Exercise:
Please give the data below again in full, exactly as it stands.

(Data records)

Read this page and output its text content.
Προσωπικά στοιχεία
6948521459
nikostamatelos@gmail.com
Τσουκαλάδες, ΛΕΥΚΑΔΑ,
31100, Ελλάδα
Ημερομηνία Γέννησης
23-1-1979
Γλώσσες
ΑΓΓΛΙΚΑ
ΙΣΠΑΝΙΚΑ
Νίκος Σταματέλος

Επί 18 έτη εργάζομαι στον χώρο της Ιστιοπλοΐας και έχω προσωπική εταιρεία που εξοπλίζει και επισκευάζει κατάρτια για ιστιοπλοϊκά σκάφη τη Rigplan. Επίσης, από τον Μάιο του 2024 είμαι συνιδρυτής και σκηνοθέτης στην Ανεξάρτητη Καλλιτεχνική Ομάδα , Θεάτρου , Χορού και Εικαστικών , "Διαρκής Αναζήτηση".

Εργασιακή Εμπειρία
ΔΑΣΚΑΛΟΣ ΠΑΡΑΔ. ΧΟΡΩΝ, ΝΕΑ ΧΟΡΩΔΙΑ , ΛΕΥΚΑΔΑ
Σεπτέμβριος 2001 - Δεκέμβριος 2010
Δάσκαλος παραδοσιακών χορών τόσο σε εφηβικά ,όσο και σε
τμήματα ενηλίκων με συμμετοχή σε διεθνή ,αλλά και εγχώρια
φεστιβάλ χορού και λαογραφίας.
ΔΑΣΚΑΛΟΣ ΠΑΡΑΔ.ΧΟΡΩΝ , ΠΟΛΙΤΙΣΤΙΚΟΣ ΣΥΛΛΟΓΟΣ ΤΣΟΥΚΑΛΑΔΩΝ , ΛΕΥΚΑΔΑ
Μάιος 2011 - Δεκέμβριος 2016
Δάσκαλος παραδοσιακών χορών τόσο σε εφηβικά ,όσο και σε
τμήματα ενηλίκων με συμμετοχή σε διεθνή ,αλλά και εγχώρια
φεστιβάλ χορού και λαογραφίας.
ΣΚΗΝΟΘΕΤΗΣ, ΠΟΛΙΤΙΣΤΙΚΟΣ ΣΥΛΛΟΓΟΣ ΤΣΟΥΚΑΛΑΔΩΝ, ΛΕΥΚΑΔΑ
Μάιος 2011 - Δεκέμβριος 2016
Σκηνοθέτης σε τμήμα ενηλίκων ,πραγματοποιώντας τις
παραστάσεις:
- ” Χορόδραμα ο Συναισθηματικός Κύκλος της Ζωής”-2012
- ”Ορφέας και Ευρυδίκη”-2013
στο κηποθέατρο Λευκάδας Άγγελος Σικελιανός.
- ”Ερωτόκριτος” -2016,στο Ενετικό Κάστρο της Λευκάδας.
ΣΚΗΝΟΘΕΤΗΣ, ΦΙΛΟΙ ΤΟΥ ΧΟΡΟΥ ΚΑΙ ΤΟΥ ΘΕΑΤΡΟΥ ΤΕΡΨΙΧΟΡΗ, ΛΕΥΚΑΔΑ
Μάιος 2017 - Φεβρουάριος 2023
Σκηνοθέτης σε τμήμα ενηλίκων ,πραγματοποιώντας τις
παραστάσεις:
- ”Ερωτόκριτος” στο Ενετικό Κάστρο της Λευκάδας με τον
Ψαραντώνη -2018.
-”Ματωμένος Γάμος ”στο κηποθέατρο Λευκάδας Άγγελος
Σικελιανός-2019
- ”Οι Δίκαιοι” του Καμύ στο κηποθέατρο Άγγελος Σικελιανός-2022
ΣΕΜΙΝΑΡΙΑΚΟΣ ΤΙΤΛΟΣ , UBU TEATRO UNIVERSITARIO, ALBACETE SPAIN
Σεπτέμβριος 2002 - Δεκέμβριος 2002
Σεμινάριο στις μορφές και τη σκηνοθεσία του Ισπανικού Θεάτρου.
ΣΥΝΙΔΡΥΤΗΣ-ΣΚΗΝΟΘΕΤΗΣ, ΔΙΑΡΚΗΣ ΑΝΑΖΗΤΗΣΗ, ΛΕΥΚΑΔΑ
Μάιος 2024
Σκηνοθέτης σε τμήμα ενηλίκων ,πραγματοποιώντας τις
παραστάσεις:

Exercise response:
Read this page and output its text content.
Προσωπικά στοιχεία
6948521459
nikostamatelos@gmail.com
Τσουκαλάδες, ΛΕΥΚΑΔΑ,
31100, Ελλάδα
Ημερομηνία Γέννησης
23-1-1979
Γλώσσες
ΑΓΓΛΙΚΑ
ΙΣΠΑΝΙΚΑ
Νίκος Σταματέλος

Επί 18 έτη εργάζομαι στον χώρο της Ιστιοπλοΐας και έχω προσωπική εταιρεία που εξοπλίζει και επισκευάζει κατάρτια για ιστιοπλοϊκά σκάφη τη Rigplan. Επίσης, από τον Μάιο του 2024 είμαι συνιδρυτής και σκηνοθέτης στην Ανεξάρτητη Καλλιτεχνική Ομάδα , Θεάτρου , Χορού και Εικαστικών , "Διαρκής Αναζήτηση".

Εργασιακή Εμπειρία
ΔΑΣΚΑΛΟΣ ΠΑΡΑΔ. ΧΟΡΩΝ, ΝΕΑ ΧΟΡΩΔΙΑ , ΛΕΥΚΑΔΑ
Σεπτέμβριος 2001 - Δεκέμβριος 2010
Δάσκαλος παραδοσιακών χορών τόσο σε εφηβικά ,όσο και σε
τμήματα ενηλίκων με συμμετοχή σε διεθνή ,αλλά και εγχώρια
φεστιβάλ χορού και λαογραφίας.
ΔΑΣΚΑΛΟΣ ΠΑΡΑΔ.ΧΟΡΩΝ , ΠΟΛΙΤΙΣΤΙΚΟΣ ΣΥΛΛΟΓΟΣ ΤΣΟΥΚΑΛΑΔΩΝ , ΛΕΥΚΑΔΑ
Μάιος 2011 - Δεκέμβριος 2016
Δάσκαλος παραδοσιακών χορών τόσο σε εφηβικά ,όσο και σε
τμήματα ενηλίκων με συμμετοχή σε διεθνή ,αλλά και εγχώρια
φεστιβάλ χορού και λαογραφίας.
ΣΚΗΝΟΘΕΤΗΣ, ΠΟΛΙΤΙΣΤΙΚΟΣ ΣΥΛΛΟΓΟΣ ΤΣΟΥΚΑΛΑΔΩΝ, ΛΕΥΚΑΔΑ
Μάιος 2011 - Δεκέμβριος 2016
Σκηνοθέτης σε τμήμα ενηλίκων ,πραγματοποιώντας τις
παραστάσεις:
- ” Χορόδραμα ο Συναισθηματικός Κύκλος της Ζωής”-2012
- ”Ορφέας και Ευρυδίκη”-2013
στο κηποθέατρο Λευκάδας Άγγελος Σικελιανός.
- ”Ερωτόκριτος” -2016,στο Ενετικό Κάστρο της Λευκάδας.
ΣΚΗΝΟΘΕΤΗΣ, ΦΙΛΟΙ ΤΟΥ ΧΟΡΟΥ ΚΑΙ ΤΟΥ ΘΕΑΤΡΟΥ ΤΕΡΨΙΧΟΡΗ, ΛΕΥΚΑΔΑ
Μάιος 2017 - Φεβρουάριος 2023
Σκηνοθέτης σε τμήμα ενηλίκων ,πραγματοποιώντας τις
παραστάσεις:
- ”Ερωτόκριτος” στο Ενετικό Κάστρο της Λευκάδας με τον
Ψαραντώνη -2018.
-”Ματωμένος Γάμος ”στο κηποθέατρο Λευκάδας Άγγελος
Σικελιανός-2019
- ”Οι Δίκαιοι” του Καμύ στο κηποθέατρο Άγγελος Σικελιανός-2022
ΣΕΜΙΝΑΡΙΑΚΟΣ ΤΙΤΛΟΣ , UBU TEATRO UNIVERSITARIO, ALBACETE SPAIN
Σεπτέμβριος 2002 - Δεκέμβριος 2002
Σεμινάριο στις μορφές και τη σκηνοθεσία του Ισπανικού Θεάτρου.
ΣΥΝΙΔΡΥΤΗΣ-ΣΚΗΝΟΘΕΤΗΣ, ΔΙΑΡΚΗΣ ΑΝΑΖΗΤΗΣΗ, ΛΕΥΚΑΔΑ
Μάιος 2024
Σκηνοθέτης σε τμήμα ενηλίκων ,πραγματοποιώντας τις
παραστάσεις:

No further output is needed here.